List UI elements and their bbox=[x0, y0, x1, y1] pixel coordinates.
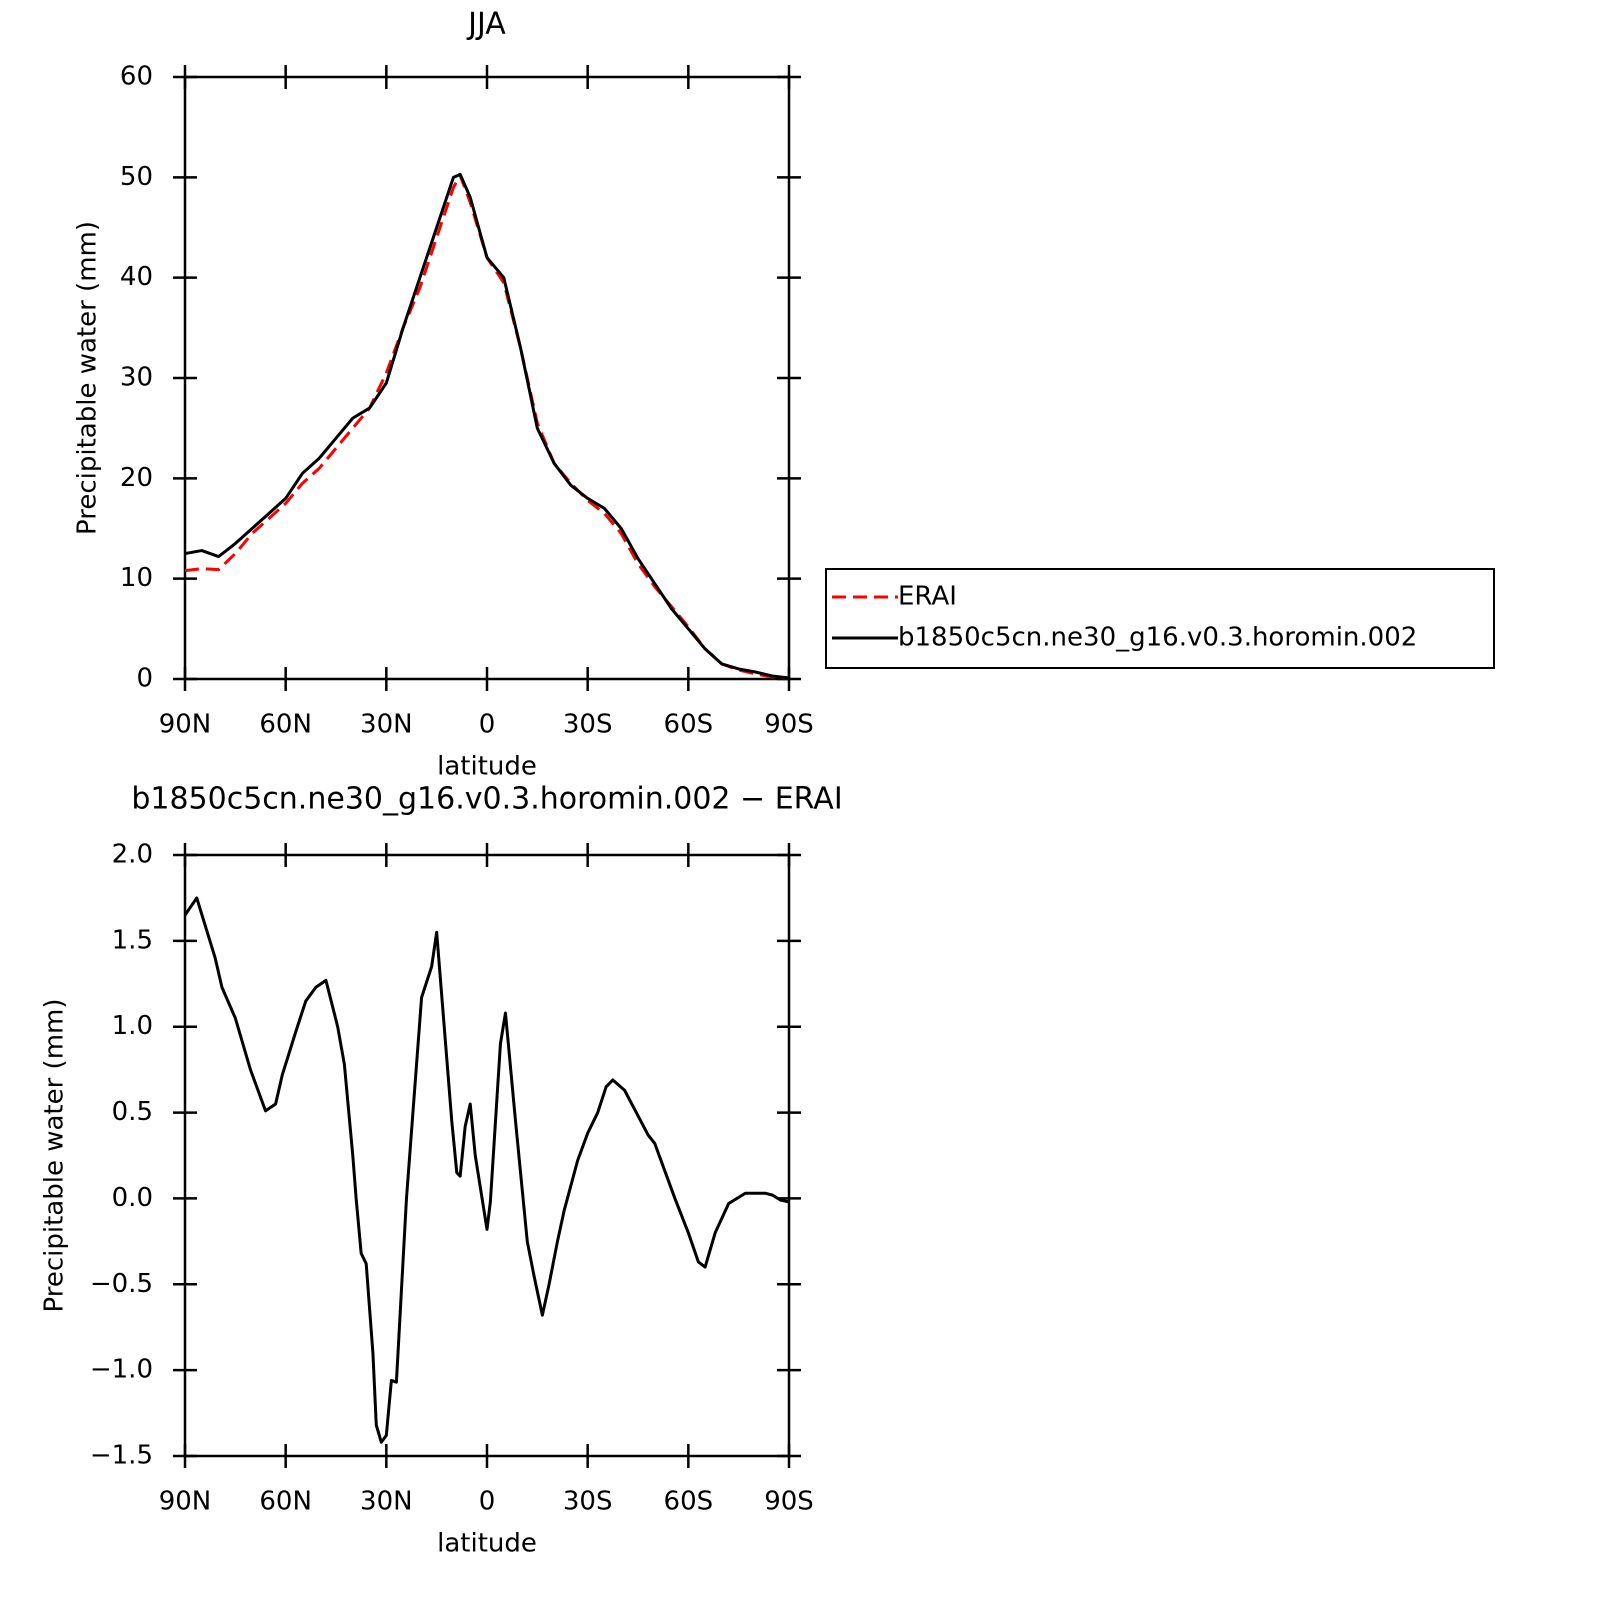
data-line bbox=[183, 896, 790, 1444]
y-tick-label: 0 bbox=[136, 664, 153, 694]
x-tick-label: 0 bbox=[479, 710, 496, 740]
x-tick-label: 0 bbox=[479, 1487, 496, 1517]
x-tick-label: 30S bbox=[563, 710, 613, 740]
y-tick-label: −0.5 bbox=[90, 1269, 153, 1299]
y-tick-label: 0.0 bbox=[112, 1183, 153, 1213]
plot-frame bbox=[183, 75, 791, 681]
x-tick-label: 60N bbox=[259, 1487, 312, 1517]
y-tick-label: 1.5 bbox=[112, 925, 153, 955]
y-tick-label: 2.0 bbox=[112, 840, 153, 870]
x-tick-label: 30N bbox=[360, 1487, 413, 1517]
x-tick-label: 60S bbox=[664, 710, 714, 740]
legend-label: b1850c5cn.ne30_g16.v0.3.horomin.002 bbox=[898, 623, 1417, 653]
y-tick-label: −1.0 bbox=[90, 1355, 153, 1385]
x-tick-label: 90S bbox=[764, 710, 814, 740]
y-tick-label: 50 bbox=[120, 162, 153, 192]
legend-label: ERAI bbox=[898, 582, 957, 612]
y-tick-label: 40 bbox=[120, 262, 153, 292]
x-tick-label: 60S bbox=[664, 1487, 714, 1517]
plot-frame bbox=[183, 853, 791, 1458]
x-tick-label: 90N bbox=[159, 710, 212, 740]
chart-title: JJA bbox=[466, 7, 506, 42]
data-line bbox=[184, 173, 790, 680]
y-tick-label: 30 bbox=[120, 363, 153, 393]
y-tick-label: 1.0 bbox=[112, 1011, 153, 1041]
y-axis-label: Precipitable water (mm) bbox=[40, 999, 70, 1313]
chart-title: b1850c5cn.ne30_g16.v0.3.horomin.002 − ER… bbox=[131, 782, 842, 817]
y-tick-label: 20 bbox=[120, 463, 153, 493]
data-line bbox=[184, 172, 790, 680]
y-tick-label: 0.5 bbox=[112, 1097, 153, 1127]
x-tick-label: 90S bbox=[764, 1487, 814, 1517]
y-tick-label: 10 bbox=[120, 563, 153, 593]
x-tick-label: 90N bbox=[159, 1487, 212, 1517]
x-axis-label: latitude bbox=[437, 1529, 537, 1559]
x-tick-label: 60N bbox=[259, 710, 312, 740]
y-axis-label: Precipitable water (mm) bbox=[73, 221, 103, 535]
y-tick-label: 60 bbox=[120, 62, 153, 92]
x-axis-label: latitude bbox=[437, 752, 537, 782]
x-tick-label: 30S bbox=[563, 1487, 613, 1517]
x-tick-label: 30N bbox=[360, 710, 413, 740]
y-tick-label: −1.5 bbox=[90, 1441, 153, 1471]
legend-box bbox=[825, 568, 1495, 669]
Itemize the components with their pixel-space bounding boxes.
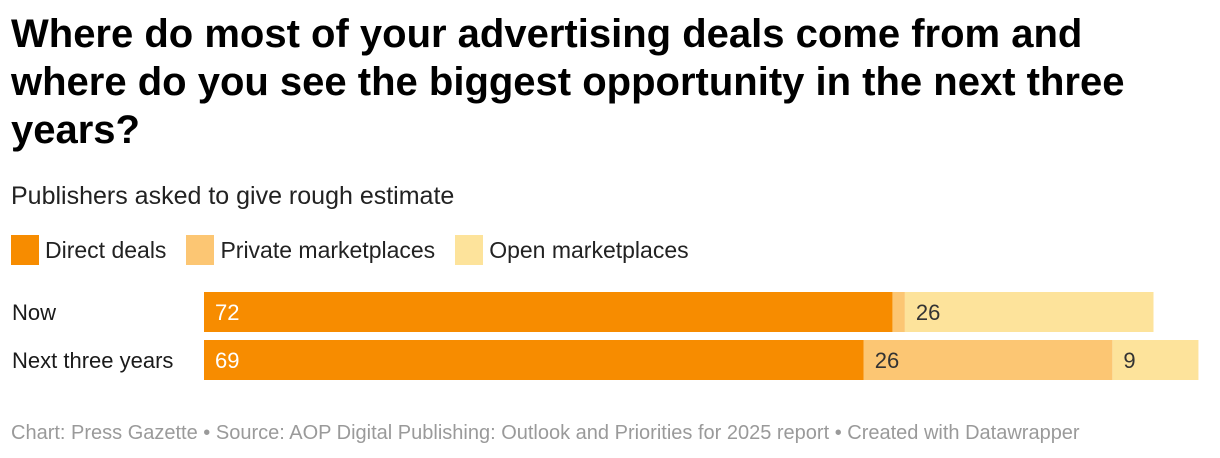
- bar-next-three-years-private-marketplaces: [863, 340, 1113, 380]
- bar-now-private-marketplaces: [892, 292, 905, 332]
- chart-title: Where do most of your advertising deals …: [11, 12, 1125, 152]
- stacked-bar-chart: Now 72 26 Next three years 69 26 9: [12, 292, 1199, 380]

STATED EXERCISE: Can you format the item lines, starting with the line containing "data-line bbox=[183, 896, 790, 1444]" and going on through the line containing "data-line bbox=[184, 173, 790, 680]", as a Markdown table with the columns Row and Line text? Number each row, leave out any blank lines, and include both end lines.

ANSWER TO THIS TASK:
| Row | Line text |
|---|---|
| 1 | data-line bbox=[183, 896, 790, 1444] |
| 2 | y-tick-label: 0 bbox=[136, 664, 153, 694] |
| 3 | x-tick-label: 0 bbox=[479, 710, 496, 740] |
| 4 | x-tick-label: 0 bbox=[479, 1487, 496, 1517] |
| 5 | x-tick-label: 30S bbox=[563, 710, 613, 740] |
| 6 | y-tick-label: −0.5 bbox=[90, 1269, 153, 1299] |
| 7 | y-tick-label: 0.0 bbox=[112, 1183, 153, 1213] |
| 8 | plot-frame bbox=[183, 75, 791, 681] |
| 9 | x-tick-label: 60N bbox=[259, 1487, 312, 1517] |
| 10 | y-tick-label: 1.5 bbox=[112, 925, 153, 955] |
| 11 | y-tick-label: 2.0 bbox=[112, 840, 153, 870] |
| 12 | x-tick-label: 30N bbox=[360, 1487, 413, 1517] |
| 13 | x-tick-label: 60S bbox=[664, 710, 714, 740] |
| 14 | legend-label: b1850c5cn.ne30_g16.v0.3.horomin.002 bbox=[898, 623, 1417, 653] |
| 15 | y-tick-label: −1.0 bbox=[90, 1355, 153, 1385] |
| 16 | x-tick-label: 90S bbox=[764, 710, 814, 740] |
| 17 | y-tick-label: 50 bbox=[120, 162, 153, 192] |
| 18 | legend-label: ERAI bbox=[898, 582, 957, 612] |
| 19 | y-tick-label: 40 bbox=[120, 262, 153, 292] |
| 20 | x-tick-label: 60S bbox=[664, 1487, 714, 1517] |
| 21 | plot-frame bbox=[183, 853, 791, 1458] |
| 22 | x-tick-label: 90N bbox=[159, 710, 212, 740] |
| 23 | chart-title: JJA bbox=[466, 7, 506, 42] |
| 24 | data-line bbox=[184, 173, 790, 680] |